**Task directions**
Print every line of the listing exactly, please.
--- Start Records supplied ---
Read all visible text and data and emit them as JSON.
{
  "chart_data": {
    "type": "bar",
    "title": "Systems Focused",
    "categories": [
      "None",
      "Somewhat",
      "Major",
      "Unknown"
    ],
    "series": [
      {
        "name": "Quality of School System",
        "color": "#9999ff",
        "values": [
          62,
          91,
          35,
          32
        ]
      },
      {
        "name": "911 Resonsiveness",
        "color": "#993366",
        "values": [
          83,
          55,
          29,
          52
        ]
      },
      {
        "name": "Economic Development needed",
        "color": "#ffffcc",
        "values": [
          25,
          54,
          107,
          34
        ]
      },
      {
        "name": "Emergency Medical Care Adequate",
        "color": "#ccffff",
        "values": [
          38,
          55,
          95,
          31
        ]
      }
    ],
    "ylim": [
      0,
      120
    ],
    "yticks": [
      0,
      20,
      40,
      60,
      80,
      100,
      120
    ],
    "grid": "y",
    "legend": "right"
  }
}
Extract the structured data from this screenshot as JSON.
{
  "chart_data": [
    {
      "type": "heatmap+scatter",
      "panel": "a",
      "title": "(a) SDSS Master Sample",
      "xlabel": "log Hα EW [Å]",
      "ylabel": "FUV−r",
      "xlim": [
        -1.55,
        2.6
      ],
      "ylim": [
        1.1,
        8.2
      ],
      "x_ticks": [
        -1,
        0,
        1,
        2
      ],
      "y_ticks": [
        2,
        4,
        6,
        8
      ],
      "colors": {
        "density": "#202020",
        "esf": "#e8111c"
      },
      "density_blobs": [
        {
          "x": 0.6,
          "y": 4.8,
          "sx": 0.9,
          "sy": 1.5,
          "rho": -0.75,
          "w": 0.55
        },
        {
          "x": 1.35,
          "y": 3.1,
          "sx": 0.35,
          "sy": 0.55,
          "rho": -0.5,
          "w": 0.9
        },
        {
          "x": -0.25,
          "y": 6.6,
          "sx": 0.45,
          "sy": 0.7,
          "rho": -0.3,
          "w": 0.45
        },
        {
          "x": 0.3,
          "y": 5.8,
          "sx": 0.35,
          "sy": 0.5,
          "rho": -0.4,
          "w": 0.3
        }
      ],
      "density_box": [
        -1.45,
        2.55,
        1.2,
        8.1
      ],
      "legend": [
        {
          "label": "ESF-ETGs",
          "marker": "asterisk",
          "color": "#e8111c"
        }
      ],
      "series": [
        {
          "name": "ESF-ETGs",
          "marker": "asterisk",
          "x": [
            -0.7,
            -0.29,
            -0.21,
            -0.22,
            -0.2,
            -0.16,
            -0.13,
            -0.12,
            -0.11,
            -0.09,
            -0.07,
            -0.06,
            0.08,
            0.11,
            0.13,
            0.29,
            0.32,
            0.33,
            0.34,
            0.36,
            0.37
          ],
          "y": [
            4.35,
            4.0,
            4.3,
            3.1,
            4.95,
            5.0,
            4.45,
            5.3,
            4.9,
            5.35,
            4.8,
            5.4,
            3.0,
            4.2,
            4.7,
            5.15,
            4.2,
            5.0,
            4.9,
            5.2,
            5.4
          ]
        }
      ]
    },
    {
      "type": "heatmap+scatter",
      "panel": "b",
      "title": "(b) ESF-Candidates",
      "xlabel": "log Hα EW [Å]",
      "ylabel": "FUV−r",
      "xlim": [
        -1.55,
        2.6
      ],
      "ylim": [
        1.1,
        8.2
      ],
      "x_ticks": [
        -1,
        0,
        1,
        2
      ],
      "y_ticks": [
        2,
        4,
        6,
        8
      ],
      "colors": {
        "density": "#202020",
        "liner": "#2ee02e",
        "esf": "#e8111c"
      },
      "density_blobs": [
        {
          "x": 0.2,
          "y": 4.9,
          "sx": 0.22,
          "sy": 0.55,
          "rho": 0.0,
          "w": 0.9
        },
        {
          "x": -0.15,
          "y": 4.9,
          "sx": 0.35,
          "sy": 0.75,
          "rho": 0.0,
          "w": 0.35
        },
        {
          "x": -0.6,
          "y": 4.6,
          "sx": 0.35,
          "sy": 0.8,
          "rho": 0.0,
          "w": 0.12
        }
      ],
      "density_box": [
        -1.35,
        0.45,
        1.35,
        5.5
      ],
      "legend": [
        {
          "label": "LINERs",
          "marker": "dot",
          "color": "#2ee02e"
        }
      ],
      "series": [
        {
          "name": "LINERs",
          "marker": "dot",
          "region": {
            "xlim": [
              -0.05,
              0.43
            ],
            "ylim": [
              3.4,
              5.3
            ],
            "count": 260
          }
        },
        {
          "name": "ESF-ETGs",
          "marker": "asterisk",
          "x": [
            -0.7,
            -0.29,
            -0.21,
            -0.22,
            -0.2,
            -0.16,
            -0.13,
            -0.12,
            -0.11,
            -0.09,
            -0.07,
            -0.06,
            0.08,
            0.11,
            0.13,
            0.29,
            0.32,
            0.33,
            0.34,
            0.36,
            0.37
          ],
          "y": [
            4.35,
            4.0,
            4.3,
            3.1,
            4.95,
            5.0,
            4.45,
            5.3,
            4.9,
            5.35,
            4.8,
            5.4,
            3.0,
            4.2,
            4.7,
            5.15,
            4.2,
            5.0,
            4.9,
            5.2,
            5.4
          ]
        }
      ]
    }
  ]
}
--- End Records supplied ---
**Solution to this problem**
Read all visible text and data and emit them as JSON.
{
  "chart_data": {
    "type": "bar",
    "title": "Systems Focused",
    "categories": [
      "None",
      "Somewhat",
      "Major",
      "Unknown"
    ],
    "series": [
      {
        "name": "Quality of School System",
        "color": "#9999ff",
        "values": [
          62,
          91,
          35,
          32
        ]
      },
      {
        "name": "911 Resonsiveness",
        "color": "#993366",
        "values": [
          83,
          55,
          29,
          52
        ]
      },
      {
        "name": "Economic Development needed",
        "color": "#ffffcc",
        "values": [
          25,
          54,
          107,
          34
        ]
      },
      {
        "name": "Emergency Medical Care Adequate",
        "color": "#ccffff",
        "values": [
          38,
          55,
          95,
          31
        ]
      }
    ],
    "ylim": [
      0,
      120
    ],
    "yticks": [
      0,
      20,
      40,
      60,
      80,
      100,
      120
    ],
    "grid": "y",
    "legend": "right"
  }
}
Extract the structured data from this screenshot as JSON.
{
  "chart_data": [
    {
      "type": "heatmap+scatter",
      "panel": "a",
      "title": "(a) SDSS Master Sample",
      "xlabel": "log Hα EW [Å]",
      "ylabel": "FUV−r",
      "xlim": [
        -1.55,
        2.6
      ],
      "ylim": [
        1.1,
        8.2
      ],
      "x_ticks": [
        -1,
        0,
        1,
        2
      ],
      "y_ticks": [
        2,
        4,
        6,
        8
      ],
      "colors": {
        "density": "#202020",
        "esf": "#e8111c"
      },
      "density_blobs": [
        {
          "x": 0.6,
          "y": 4.8,
          "sx": 0.9,
          "sy": 1.5,
          "rho": -0.75,
          "w": 0.55
        },
        {
          "x": 1.35,
          "y": 3.1,
          "sx": 0.35,
          "sy": 0.55,
          "rho": -0.5,
          "w": 0.9
        },
        {
          "x": -0.25,
          "y": 6.6,
          "sx": 0.45,
          "sy": 0.7,
          "rho": -0.3,
          "w": 0.45
        },
        {
          "x": 0.3,
          "y": 5.8,
          "sx": 0.35,
          "sy": 0.5,
          "rho": -0.4,
          "w": 0.3
        }
      ],
      "density_box": [
        -1.45,
        2.55,
        1.2,
        8.1
      ],
      "legend": [
        {
          "label": "ESF-ETGs",
          "marker": "asterisk",
          "color": "#e8111c"
        }
      ],
      "series": [
        {
          "name": "ESF-ETGs",
          "marker": "asterisk",
          "x": [
            -0.7,
            -0.29,
            -0.21,
            -0.22,
            -0.2,
            -0.16,
            -0.13,
            -0.12,
            -0.11,
            -0.09,
            -0.07,
            -0.06,
            0.08,
            0.11,
            0.13,
            0.29,
            0.32,
            0.33,
            0.34,
            0.36,
            0.37
          ],
          "y": [
            4.35,
            4.0,
            4.3,
            3.1,
            4.95,
            5.0,
            4.45,
            5.3,
            4.9,
            5.35,
            4.8,
            5.4,
            3.0,
            4.2,
            4.7,
            5.15,
            4.2,
            5.0,
            4.9,
            5.2,
            5.4
          ]
        }
      ]
    },
    {
      "type": "heatmap+scatter",
      "panel": "b",
      "title": "(b) ESF-Candidates",
      "xlabel": "log Hα EW [Å]",
      "ylabel": "FUV−r",
      "xlim": [
        -1.55,
        2.6
      ],
      "ylim": [
        1.1,
        8.2
      ],
      "x_ticks": [
        -1,
        0,
        1,
        2
      ],
      "y_ticks": [
        2,
        4,
        6,
        8
      ],
      "colors": {
        "density": "#202020",
        "liner": "#2ee02e",
        "esf": "#e8111c"
      },
      "density_blobs": [
        {
          "x": 0.2,
          "y": 4.9,
          "sx": 0.22,
          "sy": 0.55,
          "rho": 0.0,
          "w": 0.9
        },
        {
          "x": -0.15,
          "y": 4.9,
          "sx": 0.35,
          "sy": 0.75,
          "rho": 0.0,
          "w": 0.35
        },
        {
          "x": -0.6,
          "y": 4.6,
          "sx": 0.35,
          "sy": 0.8,
          "rho": 0.0,
          "w": 0.12
        }
      ],
      "density_box": [
        -1.35,
        0.45,
        1.35,
        5.5
      ],
      "legend": [
        {
          "label": "LINERs",
          "marker": "dot",
          "color": "#2ee02e"
        }
      ],
      "series": [
        {
          "name": "LINERs",
          "marker": "dot",
          "region": {
            "xlim": [
              -0.05,
              0.43
            ],
            "ylim": [
              3.4,
              5.3
            ],
            "count": 260
          }
        },
        {
          "name": "ESF-ETGs",
          "marker": "asterisk",
          "x": [
            -0.7,
            -0.29,
            -0.21,
            -0.22,
            -0.2,
            -0.16,
            -0.13,
            -0.12,
            -0.11,
            -0.09,
            -0.07,
            -0.06,
            0.08,
            0.11,
            0.13,
            0.29,
            0.32,
            0.33,
            0.34,
            0.36,
            0.37
          ],
          "y": [
            4.35,
            4.0,
            4.3,
            3.1,
            4.95,
            5.0,
            4.45,
            5.3,
            4.9,
            5.35,
            4.8,
            5.4,
            3.0,
            4.2,
            4.7,
            5.15,
            4.2,
            5.0,
            4.9,
            5.2,
            5.4
          ]
        }
      ]
    }
  ]
}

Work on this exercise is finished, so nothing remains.